**REQUIRED TASK:** Transcribe the records below exactly.

**MATERIAL SHOWN:**
##########

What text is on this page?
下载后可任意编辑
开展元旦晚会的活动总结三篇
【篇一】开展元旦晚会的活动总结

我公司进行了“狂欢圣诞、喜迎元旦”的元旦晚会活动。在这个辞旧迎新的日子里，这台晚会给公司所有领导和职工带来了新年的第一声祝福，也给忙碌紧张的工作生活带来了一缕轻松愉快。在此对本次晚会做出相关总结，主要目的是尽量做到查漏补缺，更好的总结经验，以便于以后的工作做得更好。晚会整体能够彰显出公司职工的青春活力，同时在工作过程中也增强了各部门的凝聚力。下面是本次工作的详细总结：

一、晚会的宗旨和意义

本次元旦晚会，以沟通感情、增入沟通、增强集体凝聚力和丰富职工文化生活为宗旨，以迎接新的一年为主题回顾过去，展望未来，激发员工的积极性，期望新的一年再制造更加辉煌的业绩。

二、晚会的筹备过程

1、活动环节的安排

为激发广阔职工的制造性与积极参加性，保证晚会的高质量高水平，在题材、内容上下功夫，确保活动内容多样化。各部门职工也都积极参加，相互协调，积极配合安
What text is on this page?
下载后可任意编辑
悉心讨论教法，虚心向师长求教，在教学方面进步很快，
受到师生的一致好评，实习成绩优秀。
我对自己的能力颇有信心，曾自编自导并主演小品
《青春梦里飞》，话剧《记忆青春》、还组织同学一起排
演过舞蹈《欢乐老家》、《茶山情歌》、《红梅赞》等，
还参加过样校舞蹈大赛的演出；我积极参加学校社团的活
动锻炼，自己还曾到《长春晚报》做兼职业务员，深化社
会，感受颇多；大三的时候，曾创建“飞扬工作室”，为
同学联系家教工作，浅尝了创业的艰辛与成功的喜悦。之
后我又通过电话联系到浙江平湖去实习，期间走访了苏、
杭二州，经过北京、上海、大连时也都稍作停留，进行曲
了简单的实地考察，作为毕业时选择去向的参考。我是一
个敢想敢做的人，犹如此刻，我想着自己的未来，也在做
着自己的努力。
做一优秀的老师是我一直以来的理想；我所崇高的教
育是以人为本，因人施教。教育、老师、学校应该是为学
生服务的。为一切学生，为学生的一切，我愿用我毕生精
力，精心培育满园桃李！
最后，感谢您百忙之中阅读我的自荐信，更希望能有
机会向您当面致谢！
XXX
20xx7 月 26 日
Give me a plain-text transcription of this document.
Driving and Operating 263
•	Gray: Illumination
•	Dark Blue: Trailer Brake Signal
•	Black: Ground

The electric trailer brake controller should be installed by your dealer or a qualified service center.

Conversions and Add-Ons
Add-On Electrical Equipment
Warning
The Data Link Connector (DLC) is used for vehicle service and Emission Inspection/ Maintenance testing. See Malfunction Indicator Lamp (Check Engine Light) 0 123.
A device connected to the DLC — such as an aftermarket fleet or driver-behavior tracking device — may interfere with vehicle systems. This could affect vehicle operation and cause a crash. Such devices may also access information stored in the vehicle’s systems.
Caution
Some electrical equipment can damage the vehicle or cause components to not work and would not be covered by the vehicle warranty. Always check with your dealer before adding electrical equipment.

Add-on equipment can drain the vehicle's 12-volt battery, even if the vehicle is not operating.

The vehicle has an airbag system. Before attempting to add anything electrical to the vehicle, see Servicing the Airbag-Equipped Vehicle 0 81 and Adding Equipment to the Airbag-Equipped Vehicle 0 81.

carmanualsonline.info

##########

**TASK OUTPUT:**
What text is on this page?
下载后可任意编辑
开展元旦晚会的活动总结三篇
【篇一】开展元旦晚会的活动总结

我公司进行了“狂欢圣诞、喜迎元旦”的元旦晚会活动。在这个辞旧迎新的日子里，这台晚会给公司所有领导和职工带来了新年的第一声祝福，也给忙碌紧张的工作生活带来了一缕轻松愉快。在此对本次晚会做出相关总结，主要目的是尽量做到查漏补缺，更好的总结经验，以便于以后的工作做得更好。晚会整体能够彰显出公司职工的青春活力，同时在工作过程中也增强了各部门的凝聚力。下面是本次工作的详细总结：

一、晚会的宗旨和意义

本次元旦晚会，以沟通感情、增入沟通、增强集体凝聚力和丰富职工文化生活为宗旨，以迎接新的一年为主题回顾过去，展望未来，激发员工的积极性，期望新的一年再制造更加辉煌的业绩。

二、晚会的筹备过程

1、活动环节的安排

为激发广阔职工的制造性与积极参加性，保证晚会的高质量高水平，在题材、内容上下功夫，确保活动内容多样化。各部门职工也都积极参加，相互协调，积极配合安
What text is on this page?
下载后可任意编辑
悉心讨论教法，虚心向师长求教，在教学方面进步很快，
受到师生的一致好评，实习成绩优秀。
我对自己的能力颇有信心，曾自编自导并主演小品
《青春梦里飞》，话剧《记忆青春》、还组织同学一起排
演过舞蹈《欢乐老家》、《茶山情歌》、《红梅赞》等，
还参加过样校舞蹈大赛的演出；我积极参加学校社团的活
动锻炼，自己还曾到《长春晚报》做兼职业务员，深化社
会，感受颇多；大三的时候，曾创建“飞扬工作室”，为
同学联系家教工作，浅尝了创业的艰辛与成功的喜悦。之
后我又通过电话联系到浙江平湖去实习，期间走访了苏、
杭二州，经过北京、上海、大连时也都稍作停留，进行曲
了简单的实地考察，作为毕业时选择去向的参考。我是一
个敢想敢做的人，犹如此刻，我想着自己的未来，也在做
着自己的努力。
做一优秀的老师是我一直以来的理想；我所崇高的教
育是以人为本，因人施教。教育、老师、学校应该是为学
生服务的。为一切学生，为学生的一切，我愿用我毕生精
力，精心培育满园桃李！
最后，感谢您百忙之中阅读我的自荐信，更希望能有
机会向您当面致谢！
XXX
20xx7 月 26 日
Give me a plain-text transcription of this document.
Driving and Operating 263
•	Gray: Illumination
•	Dark Blue: Trailer Brake Signal
•	Black: Ground

The electric trailer brake controller should be installed by your dealer or a qualified service center.

Conversions and Add-Ons
Add-On Electrical Equipment
Warning
The Data Link Connector (DLC) is used for vehicle service and Emission Inspection/ Maintenance testing. See Malfunction Indicator Lamp (Check Engine Light) 0 123.
A device connected to the DLC — such as an aftermarket fleet or driver-behavior tracking device — may interfere with vehicle systems. This could affect vehicle operation and cause a crash. Such devices may also access information stored in the vehicle’s systems.
Caution
Some electrical equipment can damage the vehicle or cause components to not work and would not be covered by the vehicle warranty. Always check with your dealer before adding electrical equipment.

Add-on equipment can drain the vehicle's 12-volt battery, even if the vehicle is not operating.

The vehicle has an airbag system. Before attempting to add anything electrical to the vehicle, see Servicing the Airbag-Equipped Vehicle 0 81 and Adding Equipment to the Airbag-Equipped Vehicle 0 81.

carmanualsonline.info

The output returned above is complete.